» EXERCISE PROMPT
Filter the data for lines with the word "name", then copy every line so identified.

________________________________________

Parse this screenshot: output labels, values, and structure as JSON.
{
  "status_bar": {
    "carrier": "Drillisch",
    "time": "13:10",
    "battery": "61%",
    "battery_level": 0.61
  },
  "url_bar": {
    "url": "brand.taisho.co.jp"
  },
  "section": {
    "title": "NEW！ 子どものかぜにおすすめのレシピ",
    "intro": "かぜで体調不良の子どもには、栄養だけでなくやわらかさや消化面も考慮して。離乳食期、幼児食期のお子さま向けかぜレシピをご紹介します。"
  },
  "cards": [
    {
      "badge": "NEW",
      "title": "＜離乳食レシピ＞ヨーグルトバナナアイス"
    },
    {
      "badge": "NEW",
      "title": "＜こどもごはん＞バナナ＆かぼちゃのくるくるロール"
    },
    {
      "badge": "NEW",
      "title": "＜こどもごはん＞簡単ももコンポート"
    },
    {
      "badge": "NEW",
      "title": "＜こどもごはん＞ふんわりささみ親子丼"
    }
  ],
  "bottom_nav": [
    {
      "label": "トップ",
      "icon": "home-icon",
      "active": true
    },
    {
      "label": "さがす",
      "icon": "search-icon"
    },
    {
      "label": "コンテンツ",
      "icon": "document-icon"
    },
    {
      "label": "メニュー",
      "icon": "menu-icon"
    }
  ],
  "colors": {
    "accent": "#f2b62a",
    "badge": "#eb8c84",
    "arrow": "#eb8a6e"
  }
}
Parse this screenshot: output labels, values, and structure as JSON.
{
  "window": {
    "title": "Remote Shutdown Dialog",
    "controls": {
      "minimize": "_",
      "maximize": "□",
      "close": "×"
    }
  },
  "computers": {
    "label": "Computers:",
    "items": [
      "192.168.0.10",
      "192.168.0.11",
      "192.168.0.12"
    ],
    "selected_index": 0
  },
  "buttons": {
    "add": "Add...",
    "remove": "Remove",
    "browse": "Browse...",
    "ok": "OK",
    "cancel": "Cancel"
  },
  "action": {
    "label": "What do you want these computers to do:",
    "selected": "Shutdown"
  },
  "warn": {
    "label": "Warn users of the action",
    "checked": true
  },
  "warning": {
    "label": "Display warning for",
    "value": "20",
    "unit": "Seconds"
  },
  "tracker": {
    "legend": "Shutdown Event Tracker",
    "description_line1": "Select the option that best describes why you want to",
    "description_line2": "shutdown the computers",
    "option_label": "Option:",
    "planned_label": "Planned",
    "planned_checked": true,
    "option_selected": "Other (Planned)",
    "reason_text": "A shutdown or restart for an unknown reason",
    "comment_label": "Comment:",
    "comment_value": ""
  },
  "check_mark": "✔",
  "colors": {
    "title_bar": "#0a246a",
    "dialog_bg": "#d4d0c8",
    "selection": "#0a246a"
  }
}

________________________________________

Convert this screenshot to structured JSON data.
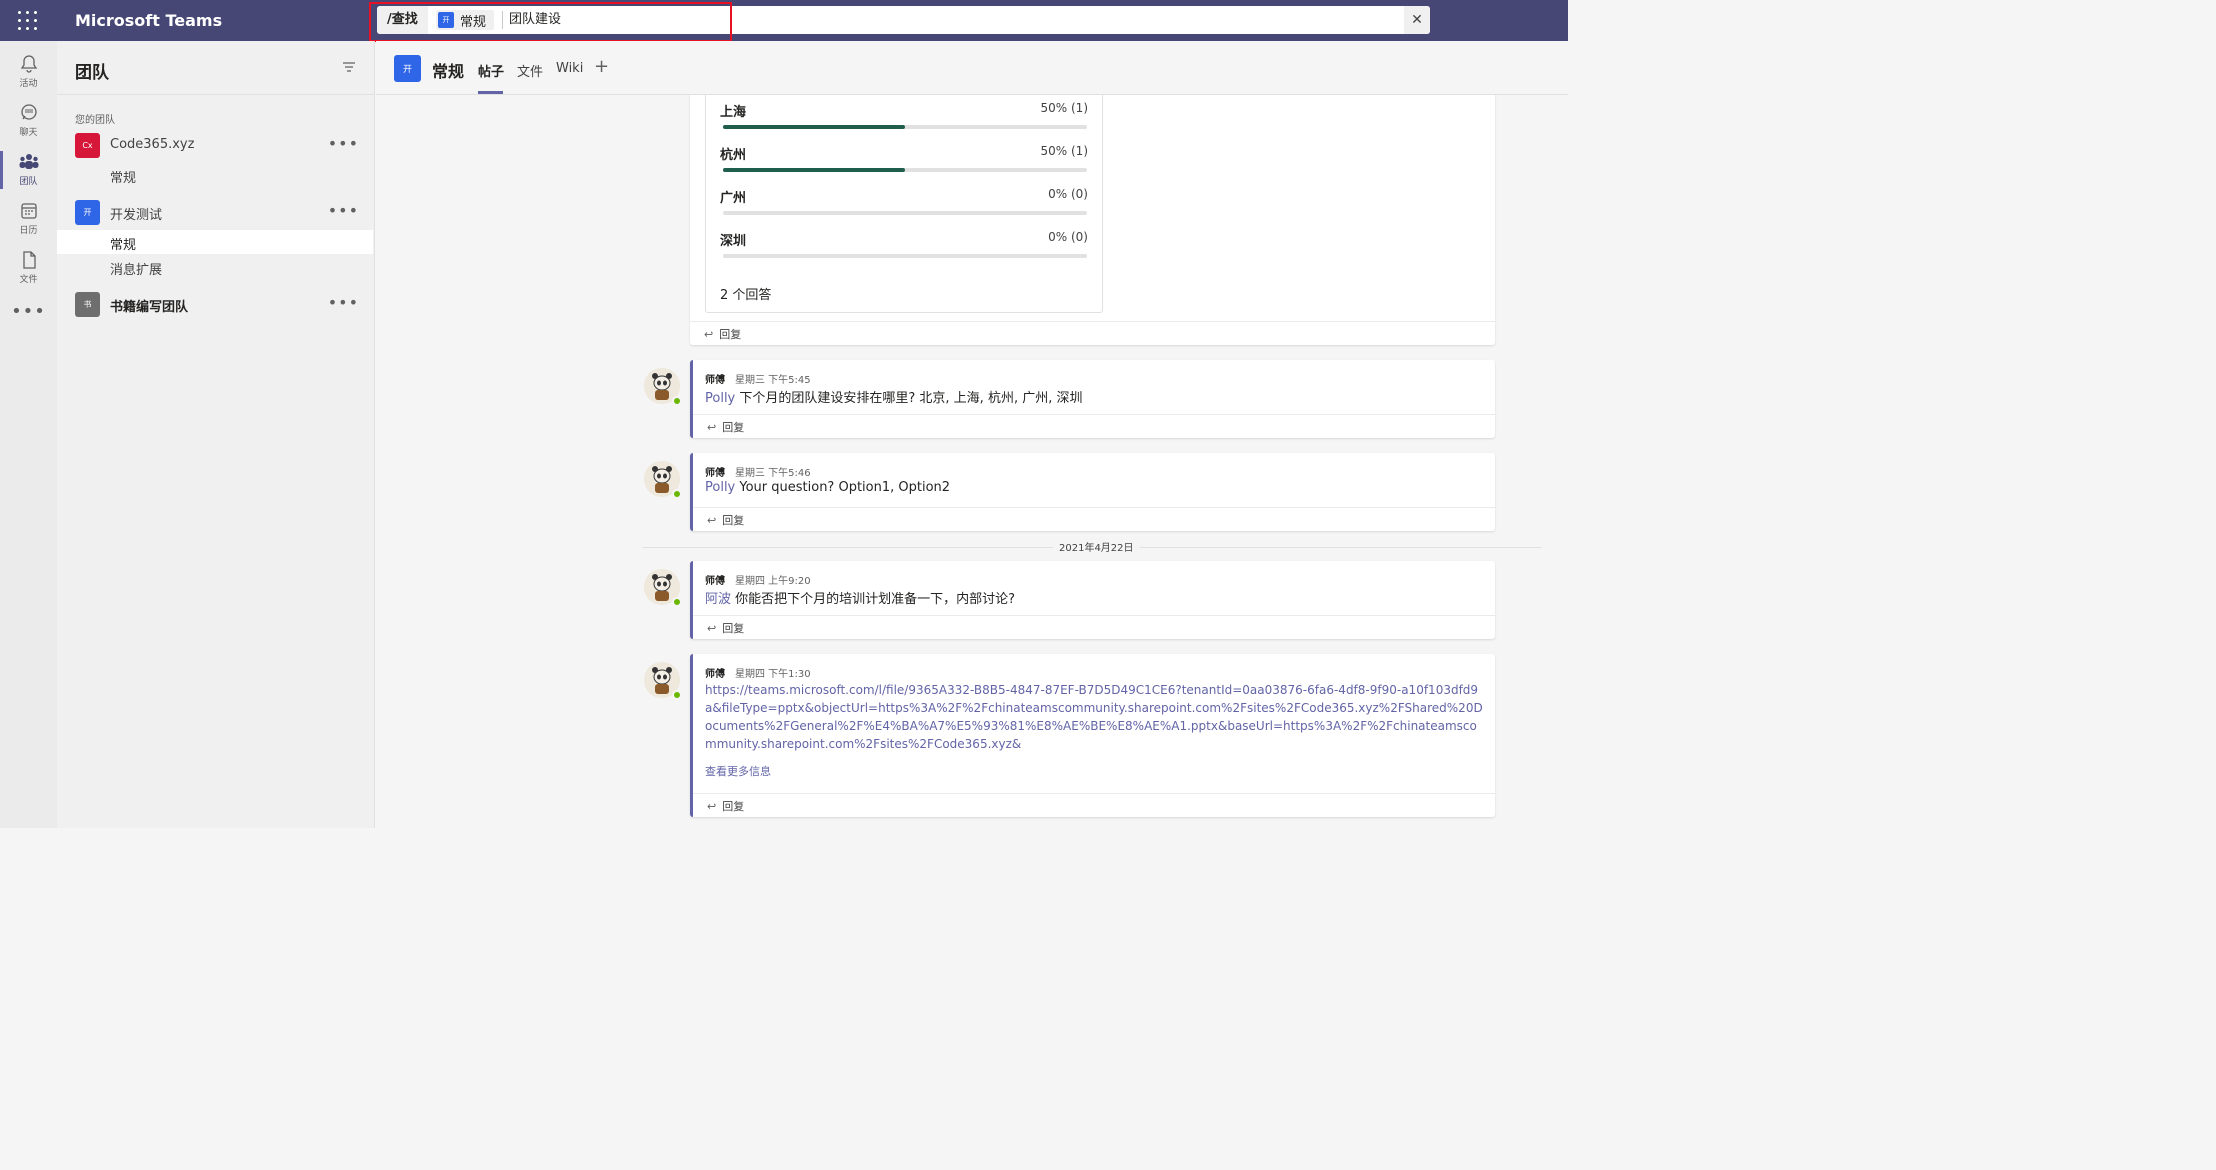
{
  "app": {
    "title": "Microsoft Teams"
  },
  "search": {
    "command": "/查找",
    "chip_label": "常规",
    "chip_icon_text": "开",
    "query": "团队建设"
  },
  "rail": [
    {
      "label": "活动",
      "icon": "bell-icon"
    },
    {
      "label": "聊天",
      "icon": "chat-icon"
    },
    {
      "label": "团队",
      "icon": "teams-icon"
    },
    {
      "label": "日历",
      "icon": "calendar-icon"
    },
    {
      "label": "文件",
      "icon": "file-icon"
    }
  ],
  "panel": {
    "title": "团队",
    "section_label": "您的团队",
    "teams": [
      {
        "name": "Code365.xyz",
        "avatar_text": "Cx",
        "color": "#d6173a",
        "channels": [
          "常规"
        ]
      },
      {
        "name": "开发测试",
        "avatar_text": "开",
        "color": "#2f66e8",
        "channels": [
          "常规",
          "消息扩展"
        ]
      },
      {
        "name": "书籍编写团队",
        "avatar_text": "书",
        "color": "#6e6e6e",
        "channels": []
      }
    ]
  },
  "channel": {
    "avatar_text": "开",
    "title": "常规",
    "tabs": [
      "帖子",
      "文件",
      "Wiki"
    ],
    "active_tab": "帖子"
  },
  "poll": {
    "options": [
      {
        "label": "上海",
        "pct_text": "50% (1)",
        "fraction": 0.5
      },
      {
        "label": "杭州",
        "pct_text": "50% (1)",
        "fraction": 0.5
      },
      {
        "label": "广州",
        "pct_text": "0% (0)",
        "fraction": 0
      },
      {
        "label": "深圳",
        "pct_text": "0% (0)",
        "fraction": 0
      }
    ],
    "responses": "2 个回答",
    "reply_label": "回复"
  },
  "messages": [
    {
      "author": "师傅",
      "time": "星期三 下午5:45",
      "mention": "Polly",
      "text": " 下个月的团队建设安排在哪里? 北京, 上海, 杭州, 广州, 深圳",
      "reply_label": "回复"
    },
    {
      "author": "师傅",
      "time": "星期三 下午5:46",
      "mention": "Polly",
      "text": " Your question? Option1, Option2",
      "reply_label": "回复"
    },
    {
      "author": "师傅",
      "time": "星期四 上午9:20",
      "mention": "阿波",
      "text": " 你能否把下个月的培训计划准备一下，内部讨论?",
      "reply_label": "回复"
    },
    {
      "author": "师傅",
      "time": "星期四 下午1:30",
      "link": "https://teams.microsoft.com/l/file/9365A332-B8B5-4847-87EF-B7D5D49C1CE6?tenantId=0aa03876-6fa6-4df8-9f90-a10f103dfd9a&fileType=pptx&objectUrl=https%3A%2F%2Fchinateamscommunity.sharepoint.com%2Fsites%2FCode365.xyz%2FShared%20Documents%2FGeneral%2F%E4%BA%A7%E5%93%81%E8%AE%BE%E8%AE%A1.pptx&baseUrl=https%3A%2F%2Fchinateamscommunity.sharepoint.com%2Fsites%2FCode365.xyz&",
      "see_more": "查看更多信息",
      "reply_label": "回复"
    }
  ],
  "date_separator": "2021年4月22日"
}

________________________________________

» ANSWER FOR THIS EXERCISE
        "name": "Code365.xyz",
        "name": "开发测试",
        "name": "书籍编写团队",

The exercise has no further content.